Job: Give the data a second time, exactly and in full.

Data for this task:
╔══
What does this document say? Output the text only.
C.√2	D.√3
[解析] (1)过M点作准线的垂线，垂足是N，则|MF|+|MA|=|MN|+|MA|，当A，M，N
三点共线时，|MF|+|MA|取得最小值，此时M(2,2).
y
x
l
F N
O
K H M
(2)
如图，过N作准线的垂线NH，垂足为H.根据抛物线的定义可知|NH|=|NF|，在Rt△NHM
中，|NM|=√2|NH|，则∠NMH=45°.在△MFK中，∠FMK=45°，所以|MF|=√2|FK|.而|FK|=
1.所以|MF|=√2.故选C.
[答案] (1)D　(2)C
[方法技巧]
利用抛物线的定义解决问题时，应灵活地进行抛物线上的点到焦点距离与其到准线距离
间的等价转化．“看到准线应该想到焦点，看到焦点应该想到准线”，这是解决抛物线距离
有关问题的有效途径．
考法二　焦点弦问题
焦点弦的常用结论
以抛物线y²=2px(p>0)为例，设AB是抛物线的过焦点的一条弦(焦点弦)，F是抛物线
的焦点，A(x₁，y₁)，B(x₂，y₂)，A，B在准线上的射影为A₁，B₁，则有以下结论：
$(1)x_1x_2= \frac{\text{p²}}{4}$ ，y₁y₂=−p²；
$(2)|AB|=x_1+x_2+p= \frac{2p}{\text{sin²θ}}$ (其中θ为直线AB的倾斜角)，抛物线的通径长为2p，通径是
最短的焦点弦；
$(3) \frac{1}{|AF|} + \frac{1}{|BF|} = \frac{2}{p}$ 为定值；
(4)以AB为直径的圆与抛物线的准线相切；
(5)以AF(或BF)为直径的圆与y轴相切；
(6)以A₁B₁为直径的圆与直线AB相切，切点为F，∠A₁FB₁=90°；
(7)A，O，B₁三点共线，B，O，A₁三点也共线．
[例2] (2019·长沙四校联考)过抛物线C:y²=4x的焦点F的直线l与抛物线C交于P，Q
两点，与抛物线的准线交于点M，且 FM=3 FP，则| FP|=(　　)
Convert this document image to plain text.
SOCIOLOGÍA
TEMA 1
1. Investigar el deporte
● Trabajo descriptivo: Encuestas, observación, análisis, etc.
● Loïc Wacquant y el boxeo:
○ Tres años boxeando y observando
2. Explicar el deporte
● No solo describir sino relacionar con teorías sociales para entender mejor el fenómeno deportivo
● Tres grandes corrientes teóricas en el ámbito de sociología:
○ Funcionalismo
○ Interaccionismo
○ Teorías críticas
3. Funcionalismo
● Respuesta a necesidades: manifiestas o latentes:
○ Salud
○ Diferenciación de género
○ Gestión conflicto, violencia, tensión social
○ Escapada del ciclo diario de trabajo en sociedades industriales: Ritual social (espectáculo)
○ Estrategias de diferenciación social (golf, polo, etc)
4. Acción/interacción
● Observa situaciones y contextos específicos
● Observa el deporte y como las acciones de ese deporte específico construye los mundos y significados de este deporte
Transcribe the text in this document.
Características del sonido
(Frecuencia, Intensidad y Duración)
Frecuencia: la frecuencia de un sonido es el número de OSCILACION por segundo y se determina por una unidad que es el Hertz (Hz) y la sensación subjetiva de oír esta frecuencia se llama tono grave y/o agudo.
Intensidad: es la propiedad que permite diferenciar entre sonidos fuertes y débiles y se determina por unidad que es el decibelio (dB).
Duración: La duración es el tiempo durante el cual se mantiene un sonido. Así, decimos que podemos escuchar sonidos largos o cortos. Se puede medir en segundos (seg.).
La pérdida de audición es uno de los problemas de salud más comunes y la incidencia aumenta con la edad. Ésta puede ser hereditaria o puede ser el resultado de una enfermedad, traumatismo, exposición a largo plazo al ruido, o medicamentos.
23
╚══
Final result:
What does this document say? Output the text only.
C.√2	D.√3
[解析] (1)过M点作准线的垂线，垂足是N，则|MF|+|MA|=|MN|+|MA|，当A，M，N
三点共线时，|MF|+|MA|取得最小值，此时M(2,2).
y
x
l
F N
O
K H M
(2)
如图，过N作准线的垂线NH，垂足为H.根据抛物线的定义可知|NH|=|NF|，在Rt△NHM
中，|NM|=√2|NH|，则∠NMH=45°.在△MFK中，∠FMK=45°，所以|MF|=√2|FK|.而|FK|=
1.所以|MF|=√2.故选C.
[答案] (1)D　(2)C
[方法技巧]
利用抛物线的定义解决问题时，应灵活地进行抛物线上的点到焦点距离与其到准线距离
间的等价转化．“看到准线应该想到焦点，看到焦点应该想到准线”，这是解决抛物线距离
有关问题的有效途径．
考法二　焦点弦问题
焦点弦的常用结论
以抛物线y²=2px(p>0)为例，设AB是抛物线的过焦点的一条弦(焦点弦)，F是抛物线
的焦点，A(x₁，y₁)，B(x₂，y₂)，A，B在准线上的射影为A₁，B₁，则有以下结论：
$(1)x_1x_2= \frac{\text{p²}}{4}$ ，y₁y₂=−p²；
$(2)|AB|=x_1+x_2+p= \frac{2p}{\text{sin²θ}}$ (其中θ为直线AB的倾斜角)，抛物线的通径长为2p，通径是
最短的焦点弦；
$(3) \frac{1}{|AF|} + \frac{1}{|BF|} = \frac{2}{p}$ 为定值；
(4)以AB为直径的圆与抛物线的准线相切；
(5)以AF(或BF)为直径的圆与y轴相切；
(6)以A₁B₁为直径的圆与直线AB相切，切点为F，∠A₁FB₁=90°；
(7)A，O，B₁三点共线，B，O，A₁三点也共线．
[例2] (2019·长沙四校联考)过抛物线C:y²=4x的焦点F的直线l与抛物线C交于P，Q
两点，与抛物线的准线交于点M，且 FM=3 FP，则| FP|=(　　)
Convert this document image to plain text.
SOCIOLOGÍA
TEMA 1
1. Investigar el deporte
● Trabajo descriptivo: Encuestas, observación, análisis, etc.
● Loïc Wacquant y el boxeo:
○ Tres años boxeando y observando
2. Explicar el deporte
● No solo describir sino relacionar con teorías sociales para entender mejor el fenómeno deportivo
● Tres grandes corrientes teóricas en el ámbito de sociología:
○ Funcionalismo
○ Interaccionismo
○ Teorías críticas
3. Funcionalismo
● Respuesta a necesidades: manifiestas o latentes:
○ Salud
○ Diferenciación de género
○ Gestión conflicto, violencia, tensión social
○ Escapada del ciclo diario de trabajo en sociedades industriales: Ritual social (espectáculo)
○ Estrategias de diferenciación social (golf, polo, etc)
4. Acción/interacción
● Observa situaciones y contextos específicos
● Observa el deporte y como las acciones de ese deporte específico construye los mundos y significados de este deporte
Transcribe the text in this document.
Características del sonido
(Frecuencia, Intensidad y Duración)
Frecuencia: la frecuencia de un sonido es el número de OSCILACION por segundo y se determina por una unidad que es el Hertz (Hz) y la sensación subjetiva de oír esta frecuencia se llama tono grave y/o agudo.
Intensidad: es la propiedad que permite diferenciar entre sonidos fuertes y débiles y se determina por unidad que es el decibelio (dB).
Duración: La duración es el tiempo durante el cual se mantiene un sonido. Así, decimos que podemos escuchar sonidos largos o cortos. Se puede medir en segundos (seg.).
La pérdida de audición es uno de los problemas de salud más comunes y la incidencia aumenta con la edad. Ésta puede ser hereditaria o puede ser el resultado de una enfermedad, traumatismo, exposición a largo plazo al ruido, o medicamentos.
23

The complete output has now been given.